- _STATED PROBLEM_: Copy out, from the entries below, each line holding the string "Przepływy".

- _Records from a data source_:
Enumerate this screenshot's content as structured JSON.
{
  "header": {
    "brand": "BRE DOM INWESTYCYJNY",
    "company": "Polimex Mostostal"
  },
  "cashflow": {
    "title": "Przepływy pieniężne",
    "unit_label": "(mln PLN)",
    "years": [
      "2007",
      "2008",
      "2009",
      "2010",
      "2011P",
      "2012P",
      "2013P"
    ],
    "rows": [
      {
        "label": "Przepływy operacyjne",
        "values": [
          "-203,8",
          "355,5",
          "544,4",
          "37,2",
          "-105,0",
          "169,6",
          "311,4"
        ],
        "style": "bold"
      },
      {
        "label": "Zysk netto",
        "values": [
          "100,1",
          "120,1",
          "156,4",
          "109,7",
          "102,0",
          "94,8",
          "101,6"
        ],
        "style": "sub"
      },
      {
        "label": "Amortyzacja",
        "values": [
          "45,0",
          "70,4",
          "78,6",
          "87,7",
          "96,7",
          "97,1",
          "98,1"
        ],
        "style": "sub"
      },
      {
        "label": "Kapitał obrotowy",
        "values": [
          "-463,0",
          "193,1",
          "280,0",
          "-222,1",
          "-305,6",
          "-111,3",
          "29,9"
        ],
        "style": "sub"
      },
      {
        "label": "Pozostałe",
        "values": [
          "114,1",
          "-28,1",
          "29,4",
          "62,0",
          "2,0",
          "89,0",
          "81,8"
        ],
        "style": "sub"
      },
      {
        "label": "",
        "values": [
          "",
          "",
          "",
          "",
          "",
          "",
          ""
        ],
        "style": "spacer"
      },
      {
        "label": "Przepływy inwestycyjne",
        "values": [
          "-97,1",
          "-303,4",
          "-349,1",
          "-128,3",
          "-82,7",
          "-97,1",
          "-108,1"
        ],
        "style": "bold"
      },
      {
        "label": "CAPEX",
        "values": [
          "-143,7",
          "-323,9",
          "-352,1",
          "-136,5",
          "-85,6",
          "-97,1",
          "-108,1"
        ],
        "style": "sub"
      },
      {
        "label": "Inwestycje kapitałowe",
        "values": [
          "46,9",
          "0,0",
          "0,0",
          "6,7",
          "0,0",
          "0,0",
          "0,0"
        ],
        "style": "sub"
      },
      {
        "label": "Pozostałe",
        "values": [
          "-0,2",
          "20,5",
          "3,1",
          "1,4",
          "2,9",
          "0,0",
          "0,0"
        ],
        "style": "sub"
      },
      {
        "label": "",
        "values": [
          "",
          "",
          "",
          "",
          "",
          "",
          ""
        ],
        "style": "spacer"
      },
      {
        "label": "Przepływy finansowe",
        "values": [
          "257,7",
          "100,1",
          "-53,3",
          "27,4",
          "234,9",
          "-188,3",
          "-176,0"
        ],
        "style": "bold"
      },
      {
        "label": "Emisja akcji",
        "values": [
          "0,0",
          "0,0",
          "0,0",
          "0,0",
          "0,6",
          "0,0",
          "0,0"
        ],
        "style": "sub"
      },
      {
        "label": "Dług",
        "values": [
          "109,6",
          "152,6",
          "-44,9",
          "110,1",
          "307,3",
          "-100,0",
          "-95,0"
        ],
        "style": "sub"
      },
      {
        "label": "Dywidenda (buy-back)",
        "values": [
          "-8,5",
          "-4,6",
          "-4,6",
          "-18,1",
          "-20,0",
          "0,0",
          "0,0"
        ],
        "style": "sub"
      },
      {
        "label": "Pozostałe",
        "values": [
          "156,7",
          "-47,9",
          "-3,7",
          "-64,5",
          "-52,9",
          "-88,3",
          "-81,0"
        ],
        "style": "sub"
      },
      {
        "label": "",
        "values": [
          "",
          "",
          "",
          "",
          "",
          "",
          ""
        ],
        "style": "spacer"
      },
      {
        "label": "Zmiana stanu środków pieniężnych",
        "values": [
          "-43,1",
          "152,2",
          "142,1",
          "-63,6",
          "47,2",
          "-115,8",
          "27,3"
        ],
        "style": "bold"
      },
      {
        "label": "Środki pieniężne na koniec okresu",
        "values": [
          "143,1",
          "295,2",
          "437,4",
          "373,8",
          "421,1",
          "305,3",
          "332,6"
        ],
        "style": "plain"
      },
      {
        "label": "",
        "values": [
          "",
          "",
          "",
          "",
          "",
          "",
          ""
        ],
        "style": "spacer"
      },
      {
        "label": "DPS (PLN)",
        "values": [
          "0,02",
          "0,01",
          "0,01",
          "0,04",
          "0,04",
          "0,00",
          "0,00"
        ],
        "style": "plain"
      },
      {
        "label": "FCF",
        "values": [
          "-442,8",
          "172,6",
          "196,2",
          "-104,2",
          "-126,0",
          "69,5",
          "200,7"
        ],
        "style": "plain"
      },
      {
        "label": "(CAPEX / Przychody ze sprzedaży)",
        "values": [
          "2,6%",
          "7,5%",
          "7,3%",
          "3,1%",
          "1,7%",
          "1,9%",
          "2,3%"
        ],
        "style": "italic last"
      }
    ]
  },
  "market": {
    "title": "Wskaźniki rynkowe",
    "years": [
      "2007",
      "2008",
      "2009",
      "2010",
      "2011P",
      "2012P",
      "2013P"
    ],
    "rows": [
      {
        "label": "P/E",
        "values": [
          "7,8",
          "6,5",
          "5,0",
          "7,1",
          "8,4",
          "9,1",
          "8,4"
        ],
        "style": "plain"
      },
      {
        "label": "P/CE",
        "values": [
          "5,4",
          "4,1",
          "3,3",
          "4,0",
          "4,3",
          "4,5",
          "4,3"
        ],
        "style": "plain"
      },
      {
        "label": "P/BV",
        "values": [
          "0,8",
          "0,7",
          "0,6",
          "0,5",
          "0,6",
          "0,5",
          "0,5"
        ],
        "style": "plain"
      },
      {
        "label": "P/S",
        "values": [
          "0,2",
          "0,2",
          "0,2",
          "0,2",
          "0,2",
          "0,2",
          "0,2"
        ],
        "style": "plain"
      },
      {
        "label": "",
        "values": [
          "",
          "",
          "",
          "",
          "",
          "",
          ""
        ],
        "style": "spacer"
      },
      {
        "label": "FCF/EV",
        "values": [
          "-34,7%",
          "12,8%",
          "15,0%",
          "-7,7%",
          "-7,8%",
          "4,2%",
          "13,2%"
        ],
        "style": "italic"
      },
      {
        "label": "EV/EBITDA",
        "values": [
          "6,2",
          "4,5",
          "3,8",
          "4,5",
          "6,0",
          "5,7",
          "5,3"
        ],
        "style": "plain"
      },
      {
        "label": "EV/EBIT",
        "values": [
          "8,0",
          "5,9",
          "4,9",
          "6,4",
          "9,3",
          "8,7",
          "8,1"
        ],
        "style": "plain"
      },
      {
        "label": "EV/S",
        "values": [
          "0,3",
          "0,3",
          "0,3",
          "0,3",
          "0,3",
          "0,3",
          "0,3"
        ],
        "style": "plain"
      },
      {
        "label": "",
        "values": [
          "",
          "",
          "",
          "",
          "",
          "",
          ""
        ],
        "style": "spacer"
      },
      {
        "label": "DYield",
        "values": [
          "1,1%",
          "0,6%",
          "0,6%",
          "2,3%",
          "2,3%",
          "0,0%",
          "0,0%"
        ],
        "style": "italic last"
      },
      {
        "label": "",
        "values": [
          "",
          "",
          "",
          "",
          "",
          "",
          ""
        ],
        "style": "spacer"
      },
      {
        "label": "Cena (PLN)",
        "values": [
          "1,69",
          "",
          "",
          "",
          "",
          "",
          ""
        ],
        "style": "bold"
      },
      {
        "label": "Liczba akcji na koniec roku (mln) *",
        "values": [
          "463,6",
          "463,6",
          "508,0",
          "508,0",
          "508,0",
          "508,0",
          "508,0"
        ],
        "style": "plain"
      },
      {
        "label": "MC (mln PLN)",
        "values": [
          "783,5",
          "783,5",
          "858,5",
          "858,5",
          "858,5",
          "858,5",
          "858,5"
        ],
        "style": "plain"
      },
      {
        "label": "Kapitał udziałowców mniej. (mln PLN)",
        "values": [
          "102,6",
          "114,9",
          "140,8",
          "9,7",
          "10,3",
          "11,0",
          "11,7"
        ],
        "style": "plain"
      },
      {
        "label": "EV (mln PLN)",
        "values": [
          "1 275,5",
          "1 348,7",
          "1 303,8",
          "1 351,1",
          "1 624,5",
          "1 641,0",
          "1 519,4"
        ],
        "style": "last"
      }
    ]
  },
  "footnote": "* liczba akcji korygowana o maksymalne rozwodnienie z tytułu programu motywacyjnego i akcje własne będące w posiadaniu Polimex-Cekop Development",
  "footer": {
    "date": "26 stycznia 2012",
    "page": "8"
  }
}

- _OUTPUT_:
    "title": "Przepływy pieniężne",
        "label": "Przepływy operacyjne",
        "label": "Przepływy inwestycyjne",
        "label": "Przepływy finansowe",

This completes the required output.